_Task brief:_
Where a line in the listing below contains the word "this", copy that line.

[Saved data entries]
========

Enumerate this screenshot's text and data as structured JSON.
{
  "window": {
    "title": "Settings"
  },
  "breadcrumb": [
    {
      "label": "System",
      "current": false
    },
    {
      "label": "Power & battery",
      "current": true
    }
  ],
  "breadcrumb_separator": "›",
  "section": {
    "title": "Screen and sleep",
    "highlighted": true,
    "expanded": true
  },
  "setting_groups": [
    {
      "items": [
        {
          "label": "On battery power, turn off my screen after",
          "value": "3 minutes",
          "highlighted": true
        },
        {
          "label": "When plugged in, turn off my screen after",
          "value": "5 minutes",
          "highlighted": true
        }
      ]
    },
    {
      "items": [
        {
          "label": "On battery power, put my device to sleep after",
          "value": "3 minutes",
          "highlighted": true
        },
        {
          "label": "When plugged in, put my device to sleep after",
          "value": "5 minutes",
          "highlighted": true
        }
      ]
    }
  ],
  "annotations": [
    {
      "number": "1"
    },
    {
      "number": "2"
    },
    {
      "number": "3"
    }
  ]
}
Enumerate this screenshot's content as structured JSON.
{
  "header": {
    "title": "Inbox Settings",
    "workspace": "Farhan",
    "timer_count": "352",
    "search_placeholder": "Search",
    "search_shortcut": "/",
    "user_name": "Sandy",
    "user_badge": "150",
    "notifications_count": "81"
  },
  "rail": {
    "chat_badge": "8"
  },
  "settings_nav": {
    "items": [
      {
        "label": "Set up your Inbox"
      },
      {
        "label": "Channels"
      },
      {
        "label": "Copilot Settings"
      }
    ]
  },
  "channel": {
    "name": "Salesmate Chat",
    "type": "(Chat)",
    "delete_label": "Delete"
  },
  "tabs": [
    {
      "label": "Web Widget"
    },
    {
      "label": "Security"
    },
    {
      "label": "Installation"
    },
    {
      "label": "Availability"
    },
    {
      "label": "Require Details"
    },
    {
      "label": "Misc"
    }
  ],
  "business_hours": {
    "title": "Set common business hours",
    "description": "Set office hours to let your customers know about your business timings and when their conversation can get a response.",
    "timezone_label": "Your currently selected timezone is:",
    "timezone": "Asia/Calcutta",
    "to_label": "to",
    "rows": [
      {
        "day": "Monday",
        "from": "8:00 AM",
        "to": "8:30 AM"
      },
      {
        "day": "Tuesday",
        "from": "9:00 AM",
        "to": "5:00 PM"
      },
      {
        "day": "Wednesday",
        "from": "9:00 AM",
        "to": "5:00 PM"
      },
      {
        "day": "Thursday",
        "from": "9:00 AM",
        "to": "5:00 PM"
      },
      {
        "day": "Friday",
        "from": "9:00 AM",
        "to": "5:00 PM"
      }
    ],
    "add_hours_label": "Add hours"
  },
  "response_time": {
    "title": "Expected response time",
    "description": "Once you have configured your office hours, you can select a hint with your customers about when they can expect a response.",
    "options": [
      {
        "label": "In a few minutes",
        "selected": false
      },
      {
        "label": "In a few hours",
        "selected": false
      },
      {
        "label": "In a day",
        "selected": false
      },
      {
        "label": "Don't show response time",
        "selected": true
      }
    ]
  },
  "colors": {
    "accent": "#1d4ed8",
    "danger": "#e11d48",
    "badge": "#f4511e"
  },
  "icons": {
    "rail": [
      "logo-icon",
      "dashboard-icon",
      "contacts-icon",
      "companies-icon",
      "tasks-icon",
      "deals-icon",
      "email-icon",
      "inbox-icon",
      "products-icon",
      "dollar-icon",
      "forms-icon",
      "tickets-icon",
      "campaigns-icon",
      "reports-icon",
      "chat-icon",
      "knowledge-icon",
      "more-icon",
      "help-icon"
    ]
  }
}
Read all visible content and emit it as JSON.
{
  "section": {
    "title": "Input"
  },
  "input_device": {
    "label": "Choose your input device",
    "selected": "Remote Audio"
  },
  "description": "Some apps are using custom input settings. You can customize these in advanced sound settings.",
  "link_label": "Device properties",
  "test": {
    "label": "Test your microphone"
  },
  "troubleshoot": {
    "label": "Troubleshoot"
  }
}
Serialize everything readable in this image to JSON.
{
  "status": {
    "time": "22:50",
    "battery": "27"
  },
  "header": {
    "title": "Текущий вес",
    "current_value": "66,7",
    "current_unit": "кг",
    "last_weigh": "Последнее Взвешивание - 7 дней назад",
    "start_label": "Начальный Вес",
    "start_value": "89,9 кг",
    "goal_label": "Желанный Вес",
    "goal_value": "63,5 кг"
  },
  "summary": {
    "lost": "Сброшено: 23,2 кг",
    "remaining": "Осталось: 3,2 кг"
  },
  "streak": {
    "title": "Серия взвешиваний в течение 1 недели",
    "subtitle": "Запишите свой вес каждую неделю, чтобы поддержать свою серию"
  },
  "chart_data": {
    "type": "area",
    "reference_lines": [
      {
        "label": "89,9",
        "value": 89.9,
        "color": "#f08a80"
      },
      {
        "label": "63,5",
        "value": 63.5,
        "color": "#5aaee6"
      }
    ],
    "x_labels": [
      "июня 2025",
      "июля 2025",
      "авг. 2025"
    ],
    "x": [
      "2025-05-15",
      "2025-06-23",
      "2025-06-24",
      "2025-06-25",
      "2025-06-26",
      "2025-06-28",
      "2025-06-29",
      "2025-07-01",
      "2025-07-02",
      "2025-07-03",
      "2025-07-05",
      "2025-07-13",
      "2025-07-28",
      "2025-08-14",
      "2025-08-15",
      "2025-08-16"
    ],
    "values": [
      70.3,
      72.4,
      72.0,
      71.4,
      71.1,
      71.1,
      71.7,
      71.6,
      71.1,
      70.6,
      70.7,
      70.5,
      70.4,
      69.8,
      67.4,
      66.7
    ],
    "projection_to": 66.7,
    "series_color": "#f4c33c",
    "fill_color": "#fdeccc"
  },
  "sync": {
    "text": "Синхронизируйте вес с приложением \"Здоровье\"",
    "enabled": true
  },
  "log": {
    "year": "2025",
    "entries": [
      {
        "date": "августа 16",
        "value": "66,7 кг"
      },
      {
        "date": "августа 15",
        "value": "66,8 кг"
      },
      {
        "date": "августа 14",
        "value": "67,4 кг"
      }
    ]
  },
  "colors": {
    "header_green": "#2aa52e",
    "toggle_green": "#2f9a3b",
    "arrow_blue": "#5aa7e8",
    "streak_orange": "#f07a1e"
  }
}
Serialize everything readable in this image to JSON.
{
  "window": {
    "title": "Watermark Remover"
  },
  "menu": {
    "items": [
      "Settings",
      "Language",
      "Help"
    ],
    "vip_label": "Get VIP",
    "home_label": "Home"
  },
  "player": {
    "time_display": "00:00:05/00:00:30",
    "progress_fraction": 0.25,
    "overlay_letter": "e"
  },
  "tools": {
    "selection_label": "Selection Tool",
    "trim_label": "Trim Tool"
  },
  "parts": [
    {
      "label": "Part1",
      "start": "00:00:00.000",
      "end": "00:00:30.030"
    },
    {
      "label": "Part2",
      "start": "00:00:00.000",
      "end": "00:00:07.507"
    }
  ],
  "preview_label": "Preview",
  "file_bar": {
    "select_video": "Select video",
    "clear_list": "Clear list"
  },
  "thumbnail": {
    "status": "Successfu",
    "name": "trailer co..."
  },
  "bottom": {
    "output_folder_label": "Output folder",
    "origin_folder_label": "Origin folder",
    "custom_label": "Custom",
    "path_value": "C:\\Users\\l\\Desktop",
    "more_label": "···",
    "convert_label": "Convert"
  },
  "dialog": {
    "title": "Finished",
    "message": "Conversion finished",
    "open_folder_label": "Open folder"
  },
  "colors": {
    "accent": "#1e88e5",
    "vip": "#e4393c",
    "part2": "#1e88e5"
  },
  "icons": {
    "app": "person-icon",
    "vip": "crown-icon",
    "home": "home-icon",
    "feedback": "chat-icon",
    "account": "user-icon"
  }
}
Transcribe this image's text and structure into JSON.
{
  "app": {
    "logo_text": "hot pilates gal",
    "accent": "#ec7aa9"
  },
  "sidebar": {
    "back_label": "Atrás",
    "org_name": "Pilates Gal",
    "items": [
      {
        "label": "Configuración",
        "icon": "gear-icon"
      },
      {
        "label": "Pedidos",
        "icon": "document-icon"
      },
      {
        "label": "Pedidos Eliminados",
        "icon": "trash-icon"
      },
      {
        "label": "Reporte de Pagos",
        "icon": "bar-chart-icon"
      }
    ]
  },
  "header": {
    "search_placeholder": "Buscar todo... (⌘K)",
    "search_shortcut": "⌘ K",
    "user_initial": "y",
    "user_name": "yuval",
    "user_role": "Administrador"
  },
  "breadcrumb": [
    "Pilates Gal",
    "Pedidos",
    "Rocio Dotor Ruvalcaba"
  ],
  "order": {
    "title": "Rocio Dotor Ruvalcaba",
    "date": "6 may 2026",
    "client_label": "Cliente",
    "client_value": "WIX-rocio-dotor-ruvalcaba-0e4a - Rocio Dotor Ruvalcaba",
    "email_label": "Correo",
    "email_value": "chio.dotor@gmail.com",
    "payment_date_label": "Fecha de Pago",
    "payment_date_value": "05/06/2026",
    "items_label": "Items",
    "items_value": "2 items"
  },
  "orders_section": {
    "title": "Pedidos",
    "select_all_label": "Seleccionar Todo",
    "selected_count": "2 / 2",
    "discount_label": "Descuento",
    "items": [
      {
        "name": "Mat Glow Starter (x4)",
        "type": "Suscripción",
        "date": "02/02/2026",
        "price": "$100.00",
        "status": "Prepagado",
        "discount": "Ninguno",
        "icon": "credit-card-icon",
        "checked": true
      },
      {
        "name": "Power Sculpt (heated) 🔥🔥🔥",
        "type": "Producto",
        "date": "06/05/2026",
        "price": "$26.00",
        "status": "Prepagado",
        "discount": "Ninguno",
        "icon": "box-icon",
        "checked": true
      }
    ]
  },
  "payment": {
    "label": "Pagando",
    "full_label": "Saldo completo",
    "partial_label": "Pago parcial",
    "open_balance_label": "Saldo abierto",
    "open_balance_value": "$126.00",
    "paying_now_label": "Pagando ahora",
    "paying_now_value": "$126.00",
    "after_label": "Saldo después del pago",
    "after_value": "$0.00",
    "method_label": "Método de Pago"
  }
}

========

_Exercise answer:_
Enumerate this screenshot's text and data as structured JSON.
Enumerate this screenshot's content as structured JSON.
Serialize everything readable in this image to JSON.
Serialize everything readable in this image to JSON.
Transcribe this image's text and structure into JSON.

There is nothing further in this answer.